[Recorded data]
|---|

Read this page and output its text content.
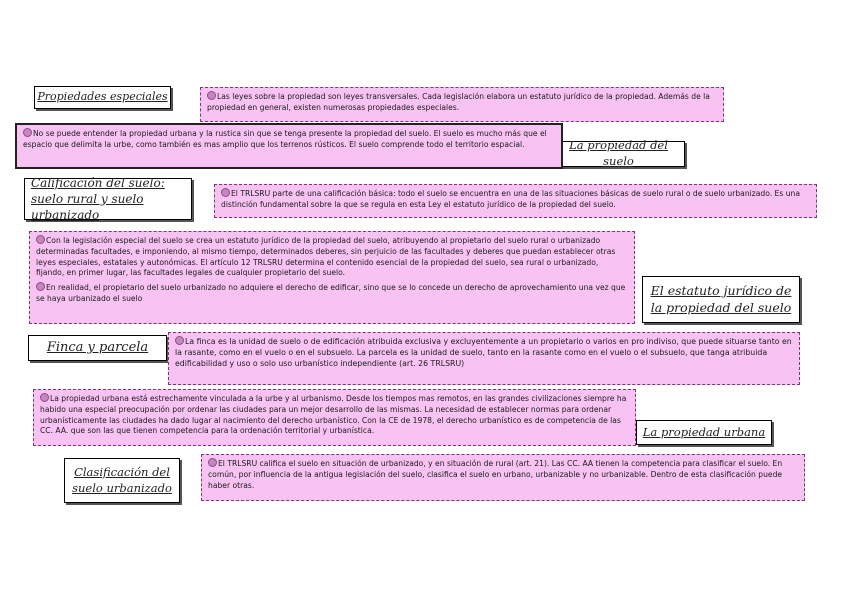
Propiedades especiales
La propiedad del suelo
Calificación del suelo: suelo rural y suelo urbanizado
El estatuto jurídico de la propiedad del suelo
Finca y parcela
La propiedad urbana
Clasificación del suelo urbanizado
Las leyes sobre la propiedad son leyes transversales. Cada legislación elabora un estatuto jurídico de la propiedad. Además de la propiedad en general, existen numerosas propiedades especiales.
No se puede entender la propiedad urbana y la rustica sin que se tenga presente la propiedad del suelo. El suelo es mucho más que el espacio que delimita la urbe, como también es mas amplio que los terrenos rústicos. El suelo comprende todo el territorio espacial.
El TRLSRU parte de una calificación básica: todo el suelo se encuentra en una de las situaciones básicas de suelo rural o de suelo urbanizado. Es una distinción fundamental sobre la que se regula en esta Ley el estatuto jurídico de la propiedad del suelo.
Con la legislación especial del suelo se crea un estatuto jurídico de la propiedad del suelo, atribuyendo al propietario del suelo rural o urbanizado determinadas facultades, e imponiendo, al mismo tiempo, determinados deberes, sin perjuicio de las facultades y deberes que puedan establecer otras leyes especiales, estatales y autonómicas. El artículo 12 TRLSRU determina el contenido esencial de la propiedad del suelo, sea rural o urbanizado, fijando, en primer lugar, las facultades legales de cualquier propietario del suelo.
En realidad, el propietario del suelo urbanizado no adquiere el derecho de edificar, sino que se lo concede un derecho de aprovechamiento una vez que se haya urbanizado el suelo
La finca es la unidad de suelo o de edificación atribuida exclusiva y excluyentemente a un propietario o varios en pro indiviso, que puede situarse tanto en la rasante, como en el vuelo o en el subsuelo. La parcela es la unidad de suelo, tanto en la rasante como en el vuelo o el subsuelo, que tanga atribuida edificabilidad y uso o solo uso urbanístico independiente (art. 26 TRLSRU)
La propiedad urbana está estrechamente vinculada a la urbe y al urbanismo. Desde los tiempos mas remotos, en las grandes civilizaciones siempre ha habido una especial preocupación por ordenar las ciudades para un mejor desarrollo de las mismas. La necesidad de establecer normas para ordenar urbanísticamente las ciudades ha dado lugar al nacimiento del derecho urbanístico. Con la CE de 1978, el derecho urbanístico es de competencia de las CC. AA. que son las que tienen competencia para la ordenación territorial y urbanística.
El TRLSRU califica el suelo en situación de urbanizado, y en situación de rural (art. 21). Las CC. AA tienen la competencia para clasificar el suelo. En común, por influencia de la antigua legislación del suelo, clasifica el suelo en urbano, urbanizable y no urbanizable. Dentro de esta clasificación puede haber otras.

|---|

What this task involves: In the listing above, how many lines include the word "leyes"? Answer with the number and nothing more.

Exercise response: 2